## YOUR GOAL
Locate each line of the material that contains "value", then return it.
## BEGIN THE RECORDS
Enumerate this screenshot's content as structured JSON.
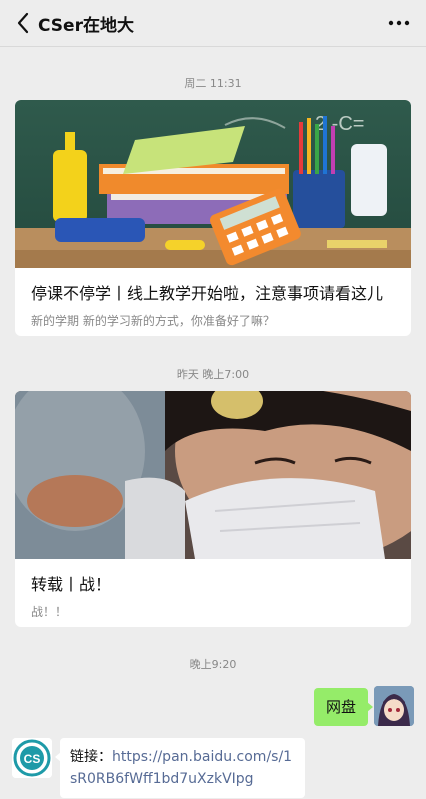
{
  "header": {
    "title": "CSer在地大"
  },
  "timestamps": {
    "t1": "周二 11:31",
    "t2": "昨天 晚上7:00",
    "t3": "晚上9:20"
  },
  "articles": [
    {
      "title": "停课不停学丨线上教学开始啦，注意事项请看这儿",
      "description": "新的学期 新的学习新的方式，你准备好了嘛？"
    },
    {
      "title": "转载丨战！",
      "description": "战！！"
    }
  ],
  "messages": {
    "outgoing_text": "网盘",
    "incoming_prefix": "链接：",
    "incoming_link": "https://pan.baidu.com/s/1sR0RB6fWff1bd7uXzkVIpg"
  },
  "colors": {
    "background": "#ededed",
    "outgoing_bubble": "#95ec69",
    "link": "#576b95",
    "logo_teal": "#1e9aa8"
  },
  "icons": {
    "back": "chevron-left-icon",
    "more": "ellipsis-icon"
  }
}
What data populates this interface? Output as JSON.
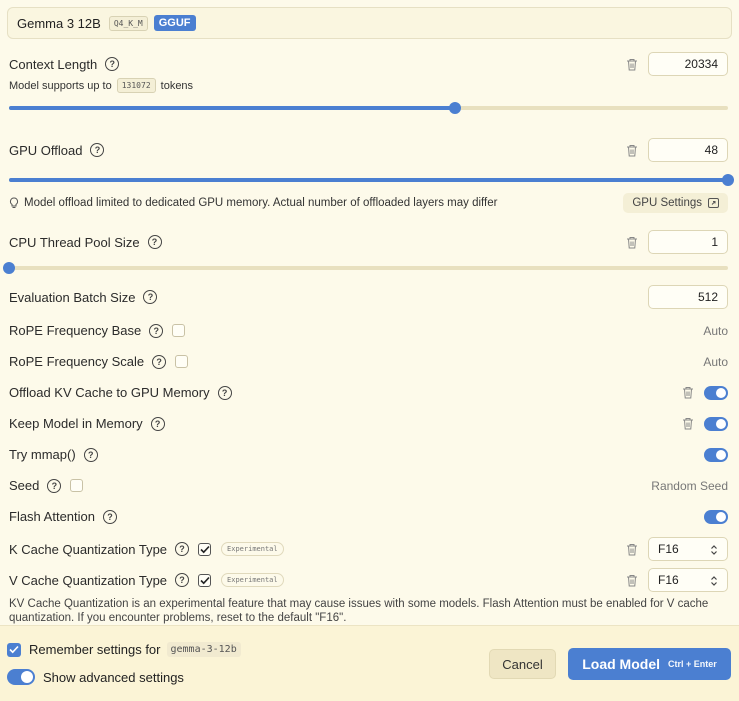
{
  "model": {
    "name": "Gemma 3 12B",
    "quant": "Q4_K_M",
    "format": "GGUF"
  },
  "context_length": {
    "label": "Context Length",
    "value": "20334",
    "support_prefix": "Model supports up to",
    "support_max": "131072",
    "support_suffix": "tokens",
    "slider_fraction": 0.62
  },
  "gpu_offload": {
    "label": "GPU Offload",
    "value": "48",
    "slider_fraction": 1.0,
    "hint": "Model offload limited to dedicated GPU memory. Actual number of offloaded layers may differ",
    "settings_button": "GPU Settings"
  },
  "cpu_thread_pool": {
    "label": "CPU Thread Pool Size",
    "value": "1",
    "slider_fraction": 0.0
  },
  "eval_batch": {
    "label": "Evaluation Batch Size",
    "value": "512"
  },
  "rope_base": {
    "label": "RoPE Frequency Base",
    "value": "Auto"
  },
  "rope_scale": {
    "label": "RoPE Frequency Scale",
    "value": "Auto"
  },
  "offload_kv": {
    "label": "Offload KV Cache to GPU Memory",
    "enabled": true
  },
  "keep_in_memory": {
    "label": "Keep Model in Memory",
    "enabled": true
  },
  "mmap": {
    "label": "Try mmap()",
    "enabled": true
  },
  "seed": {
    "label": "Seed",
    "value": "Random Seed"
  },
  "flash_attention": {
    "label": "Flash Attention",
    "enabled": true
  },
  "k_cache": {
    "label": "K Cache Quantization Type",
    "badge": "Experimental",
    "value": "F16"
  },
  "v_cache": {
    "label": "V Cache Quantization Type",
    "badge": "Experimental",
    "value": "F16"
  },
  "footnote": "KV Cache Quantization is an experimental feature that may cause issues with some models. Flash Attention must be enabled for V cache quantization. If you encounter problems, reset to the default \"F16\".",
  "footer": {
    "remember_label": "Remember settings for",
    "remember_model": "gemma-3-12b",
    "advanced_label": "Show advanced settings",
    "cancel": "Cancel",
    "load": "Load Model",
    "load_shortcut": "Ctrl + Enter"
  },
  "colors": {
    "accent": "#4b7fd1",
    "background": "#fdfaea"
  }
}
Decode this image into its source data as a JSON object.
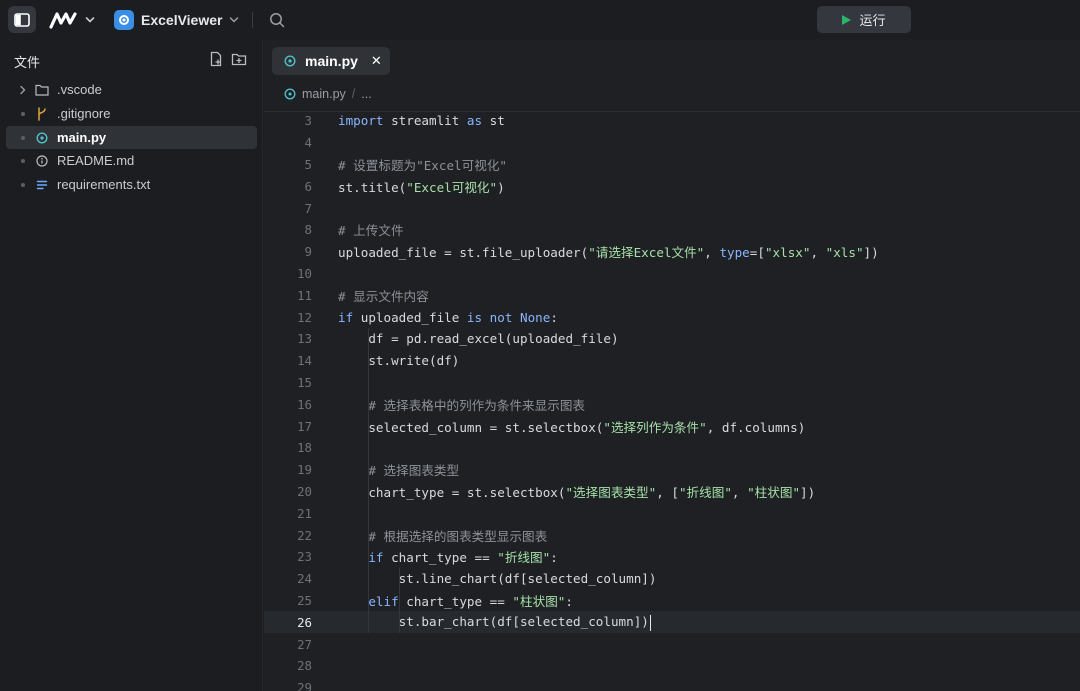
{
  "topbar": {
    "project_name": "ExcelViewer",
    "run_label": "运行"
  },
  "sidebar": {
    "title": "文件",
    "items": [
      {
        "label": ".vscode",
        "icon": "folder-icon",
        "type": "folder"
      },
      {
        "label": ".gitignore",
        "icon": "git-branch-icon",
        "type": "file"
      },
      {
        "label": "main.py",
        "icon": "python-file-icon",
        "type": "file",
        "active": true
      },
      {
        "label": "README.md",
        "icon": "info-file-icon",
        "type": "file"
      },
      {
        "label": "requirements.txt",
        "icon": "text-file-icon",
        "type": "file"
      }
    ]
  },
  "editor": {
    "tab_label": "main.py",
    "breadcrumb": [
      "main.py",
      "/",
      "..."
    ],
    "current_line": 26,
    "lines": [
      {
        "n": "3",
        "tokens": [
          [
            "kw",
            "import"
          ],
          [
            "op",
            " streamlit "
          ],
          [
            "kw",
            "as"
          ],
          [
            "op",
            " st"
          ]
        ]
      },
      {
        "n": "4",
        "tokens": []
      },
      {
        "n": "5",
        "tokens": [
          [
            "cm",
            "# 设置标题为\"Excel可视化\""
          ]
        ]
      },
      {
        "n": "6",
        "tokens": [
          [
            "op",
            "st.title("
          ],
          [
            "str",
            "\"Excel可视化\""
          ],
          [
            "op",
            ")"
          ]
        ]
      },
      {
        "n": "7",
        "tokens": []
      },
      {
        "n": "8",
        "tokens": [
          [
            "cm",
            "# 上传文件"
          ]
        ]
      },
      {
        "n": "9",
        "tokens": [
          [
            "op",
            "uploaded_file = st.file_uploader("
          ],
          [
            "str",
            "\"请选择Excel文件\""
          ],
          [
            "op",
            ", "
          ],
          [
            "kw",
            "type"
          ],
          [
            "op",
            "=["
          ],
          [
            "str",
            "\"xlsx\""
          ],
          [
            "op",
            ", "
          ],
          [
            "str",
            "\"xls\""
          ],
          [
            "op",
            "])"
          ]
        ]
      },
      {
        "n": "10",
        "tokens": []
      },
      {
        "n": "11",
        "tokens": [
          [
            "cm",
            "# 显示文件内容"
          ]
        ]
      },
      {
        "n": "12",
        "tokens": [
          [
            "kw",
            "if"
          ],
          [
            "op",
            " uploaded_file "
          ],
          [
            "kw",
            "is not"
          ],
          [
            "op",
            " "
          ],
          [
            "kw",
            "None"
          ],
          [
            "op",
            ":"
          ]
        ]
      },
      {
        "n": "13",
        "tokens": [
          [
            "op",
            "    df = pd.read_excel(uploaded_file)"
          ]
        ]
      },
      {
        "n": "14",
        "tokens": [
          [
            "op",
            "    st.write(df)"
          ]
        ]
      },
      {
        "n": "15",
        "tokens": []
      },
      {
        "n": "16",
        "tokens": [
          [
            "op",
            "    "
          ],
          [
            "cm",
            "# 选择表格中的列作为条件来显示图表"
          ]
        ]
      },
      {
        "n": "17",
        "tokens": [
          [
            "op",
            "    selected_column = st.selectbox("
          ],
          [
            "str",
            "\"选择列作为条件\""
          ],
          [
            "op",
            ", df.columns)"
          ]
        ]
      },
      {
        "n": "18",
        "tokens": []
      },
      {
        "n": "19",
        "tokens": [
          [
            "op",
            "    "
          ],
          [
            "cm",
            "# 选择图表类型"
          ]
        ]
      },
      {
        "n": "20",
        "tokens": [
          [
            "op",
            "    chart_type = st.selectbox("
          ],
          [
            "str",
            "\"选择图表类型\""
          ],
          [
            "op",
            ", ["
          ],
          [
            "str",
            "\"折线图\""
          ],
          [
            "op",
            ", "
          ],
          [
            "str",
            "\"柱状图\""
          ],
          [
            "op",
            "])"
          ]
        ]
      },
      {
        "n": "21",
        "tokens": []
      },
      {
        "n": "22",
        "tokens": [
          [
            "op",
            "    "
          ],
          [
            "cm",
            "# 根据选择的图表类型显示图表"
          ]
        ]
      },
      {
        "n": "23",
        "tokens": [
          [
            "op",
            "    "
          ],
          [
            "kw",
            "if"
          ],
          [
            "op",
            " chart_type == "
          ],
          [
            "str",
            "\"折线图\""
          ],
          [
            "op",
            ":"
          ]
        ]
      },
      {
        "n": "24",
        "tokens": [
          [
            "op",
            "        st.line_chart(df[selected_column])"
          ]
        ]
      },
      {
        "n": "25",
        "tokens": [
          [
            "op",
            "    "
          ],
          [
            "kw",
            "elif"
          ],
          [
            "op",
            " chart_type == "
          ],
          [
            "str",
            "\"柱状图\""
          ],
          [
            "op",
            ":"
          ]
        ]
      },
      {
        "n": "26",
        "tokens": [
          [
            "op",
            "        st.bar_chart(df[selected_column])"
          ]
        ]
      },
      {
        "n": "27",
        "tokens": []
      },
      {
        "n": "28",
        "tokens": []
      },
      {
        "n": "29",
        "tokens": []
      }
    ]
  },
  "colors": {
    "accent_blue": "#3a8ee6",
    "run_green": "#2fb36b",
    "keyword": "#8ab4ff",
    "string": "#a6e0a8",
    "comment": "#8d9198"
  }
}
## END THE RECORDS
## ANSWER FOR THIS EXERCISE
    "value": "20334",
    "value": "48",
    "value": "1",
    "value": "512"
    "value": "Auto"
    "value": "Auto"
    "value": "Random Seed"
    "value": "F16"
    "value": "F16"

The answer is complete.